Your instructions
Wherever the word "square" turns up in a line of the entries, copy that line.

[START]

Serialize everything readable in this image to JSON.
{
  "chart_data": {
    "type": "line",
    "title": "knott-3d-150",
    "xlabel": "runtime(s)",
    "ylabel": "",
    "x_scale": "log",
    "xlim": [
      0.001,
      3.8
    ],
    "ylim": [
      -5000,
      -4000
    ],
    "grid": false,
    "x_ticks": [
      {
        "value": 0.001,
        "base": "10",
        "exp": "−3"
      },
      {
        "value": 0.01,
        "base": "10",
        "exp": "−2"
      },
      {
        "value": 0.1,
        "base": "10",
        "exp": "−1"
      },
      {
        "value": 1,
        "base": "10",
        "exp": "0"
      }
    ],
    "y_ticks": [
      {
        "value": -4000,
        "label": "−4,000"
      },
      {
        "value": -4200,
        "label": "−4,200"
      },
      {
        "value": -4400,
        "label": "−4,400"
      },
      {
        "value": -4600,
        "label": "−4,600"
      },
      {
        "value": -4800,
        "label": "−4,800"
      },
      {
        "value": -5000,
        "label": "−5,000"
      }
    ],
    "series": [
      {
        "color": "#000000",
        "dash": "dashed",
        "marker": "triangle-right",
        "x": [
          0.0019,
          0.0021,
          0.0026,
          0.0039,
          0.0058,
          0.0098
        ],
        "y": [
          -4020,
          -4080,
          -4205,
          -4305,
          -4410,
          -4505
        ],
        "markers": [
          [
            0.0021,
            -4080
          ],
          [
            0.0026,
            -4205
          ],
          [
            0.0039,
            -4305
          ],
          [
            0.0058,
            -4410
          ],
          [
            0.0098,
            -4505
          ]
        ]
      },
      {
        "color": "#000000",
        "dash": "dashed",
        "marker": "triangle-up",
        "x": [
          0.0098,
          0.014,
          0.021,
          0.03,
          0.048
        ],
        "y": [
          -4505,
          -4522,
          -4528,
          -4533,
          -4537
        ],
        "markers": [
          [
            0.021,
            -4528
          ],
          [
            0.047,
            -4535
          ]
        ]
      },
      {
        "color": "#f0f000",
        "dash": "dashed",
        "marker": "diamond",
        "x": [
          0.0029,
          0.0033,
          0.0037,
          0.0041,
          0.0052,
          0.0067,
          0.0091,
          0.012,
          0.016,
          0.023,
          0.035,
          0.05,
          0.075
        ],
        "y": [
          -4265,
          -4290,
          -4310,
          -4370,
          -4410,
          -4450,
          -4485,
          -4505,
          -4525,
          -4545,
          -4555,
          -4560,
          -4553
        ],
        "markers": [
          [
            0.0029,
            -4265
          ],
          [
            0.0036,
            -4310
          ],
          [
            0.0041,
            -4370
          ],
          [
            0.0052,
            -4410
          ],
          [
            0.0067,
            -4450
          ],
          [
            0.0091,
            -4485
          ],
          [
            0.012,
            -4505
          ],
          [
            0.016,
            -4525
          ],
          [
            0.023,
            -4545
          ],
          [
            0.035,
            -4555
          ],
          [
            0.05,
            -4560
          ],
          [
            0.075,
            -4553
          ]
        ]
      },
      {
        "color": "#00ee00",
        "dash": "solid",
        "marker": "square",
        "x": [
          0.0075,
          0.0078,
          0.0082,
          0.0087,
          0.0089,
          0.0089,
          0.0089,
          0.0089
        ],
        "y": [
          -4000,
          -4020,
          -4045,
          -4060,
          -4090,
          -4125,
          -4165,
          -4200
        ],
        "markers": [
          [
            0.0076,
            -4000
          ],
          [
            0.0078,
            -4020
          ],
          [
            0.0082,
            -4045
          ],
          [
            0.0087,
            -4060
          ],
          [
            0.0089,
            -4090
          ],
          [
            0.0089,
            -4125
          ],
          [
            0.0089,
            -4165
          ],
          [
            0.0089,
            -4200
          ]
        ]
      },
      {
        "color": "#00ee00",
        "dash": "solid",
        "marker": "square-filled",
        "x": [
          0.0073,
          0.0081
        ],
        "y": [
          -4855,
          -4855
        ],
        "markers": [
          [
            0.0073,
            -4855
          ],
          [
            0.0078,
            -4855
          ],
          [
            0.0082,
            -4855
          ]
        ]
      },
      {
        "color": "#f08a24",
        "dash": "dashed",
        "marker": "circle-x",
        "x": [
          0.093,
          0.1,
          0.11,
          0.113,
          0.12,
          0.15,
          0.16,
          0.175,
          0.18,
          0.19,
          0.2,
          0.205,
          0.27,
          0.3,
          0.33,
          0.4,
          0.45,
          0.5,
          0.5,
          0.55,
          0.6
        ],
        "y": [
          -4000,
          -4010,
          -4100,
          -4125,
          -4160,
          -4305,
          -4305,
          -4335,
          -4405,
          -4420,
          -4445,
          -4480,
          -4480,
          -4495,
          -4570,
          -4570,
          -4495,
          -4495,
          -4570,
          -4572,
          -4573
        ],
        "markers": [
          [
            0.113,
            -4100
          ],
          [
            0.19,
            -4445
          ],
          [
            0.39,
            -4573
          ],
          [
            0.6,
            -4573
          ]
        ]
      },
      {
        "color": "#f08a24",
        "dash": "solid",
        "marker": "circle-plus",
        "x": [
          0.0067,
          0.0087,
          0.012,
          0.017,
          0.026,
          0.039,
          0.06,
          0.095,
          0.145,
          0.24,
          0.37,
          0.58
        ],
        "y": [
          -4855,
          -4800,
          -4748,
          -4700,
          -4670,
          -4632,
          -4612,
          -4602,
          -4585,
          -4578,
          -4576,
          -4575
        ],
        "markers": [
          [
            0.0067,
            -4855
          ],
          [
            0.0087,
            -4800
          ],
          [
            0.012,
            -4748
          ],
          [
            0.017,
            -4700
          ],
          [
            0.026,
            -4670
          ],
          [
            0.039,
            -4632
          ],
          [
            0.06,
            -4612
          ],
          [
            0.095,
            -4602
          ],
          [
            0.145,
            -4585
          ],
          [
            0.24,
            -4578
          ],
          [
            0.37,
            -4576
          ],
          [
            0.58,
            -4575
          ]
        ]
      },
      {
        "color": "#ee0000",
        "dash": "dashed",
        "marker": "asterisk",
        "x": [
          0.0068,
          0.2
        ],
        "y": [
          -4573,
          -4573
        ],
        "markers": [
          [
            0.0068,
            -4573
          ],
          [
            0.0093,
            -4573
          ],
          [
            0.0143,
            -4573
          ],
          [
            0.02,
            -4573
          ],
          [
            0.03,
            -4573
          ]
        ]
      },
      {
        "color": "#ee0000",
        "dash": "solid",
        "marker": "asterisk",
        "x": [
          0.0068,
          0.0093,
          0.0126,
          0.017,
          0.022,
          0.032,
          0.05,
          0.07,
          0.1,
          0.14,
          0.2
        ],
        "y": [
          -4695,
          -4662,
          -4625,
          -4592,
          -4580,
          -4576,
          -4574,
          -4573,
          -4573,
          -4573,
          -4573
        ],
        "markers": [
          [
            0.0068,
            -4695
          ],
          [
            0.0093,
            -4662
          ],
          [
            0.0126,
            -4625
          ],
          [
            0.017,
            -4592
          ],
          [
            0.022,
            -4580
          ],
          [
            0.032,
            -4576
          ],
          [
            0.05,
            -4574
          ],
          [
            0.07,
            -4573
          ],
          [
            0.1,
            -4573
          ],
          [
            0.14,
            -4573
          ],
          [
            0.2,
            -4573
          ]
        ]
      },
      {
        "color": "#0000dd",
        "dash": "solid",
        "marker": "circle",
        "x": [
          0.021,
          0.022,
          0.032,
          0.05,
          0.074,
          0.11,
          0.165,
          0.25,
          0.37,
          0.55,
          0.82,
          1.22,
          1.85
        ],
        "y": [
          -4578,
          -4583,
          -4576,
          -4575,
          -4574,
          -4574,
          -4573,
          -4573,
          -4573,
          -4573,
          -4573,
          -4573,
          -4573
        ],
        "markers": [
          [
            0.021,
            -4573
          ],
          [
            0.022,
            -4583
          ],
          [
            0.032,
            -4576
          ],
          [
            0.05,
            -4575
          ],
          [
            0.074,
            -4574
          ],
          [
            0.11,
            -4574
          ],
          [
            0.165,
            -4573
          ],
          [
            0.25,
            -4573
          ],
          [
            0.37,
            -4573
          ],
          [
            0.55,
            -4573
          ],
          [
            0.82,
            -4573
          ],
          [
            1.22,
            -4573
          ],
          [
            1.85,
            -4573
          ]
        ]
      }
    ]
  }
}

[END]

Reply to the exercise
        "marker": "square",
        "marker": "square-filled",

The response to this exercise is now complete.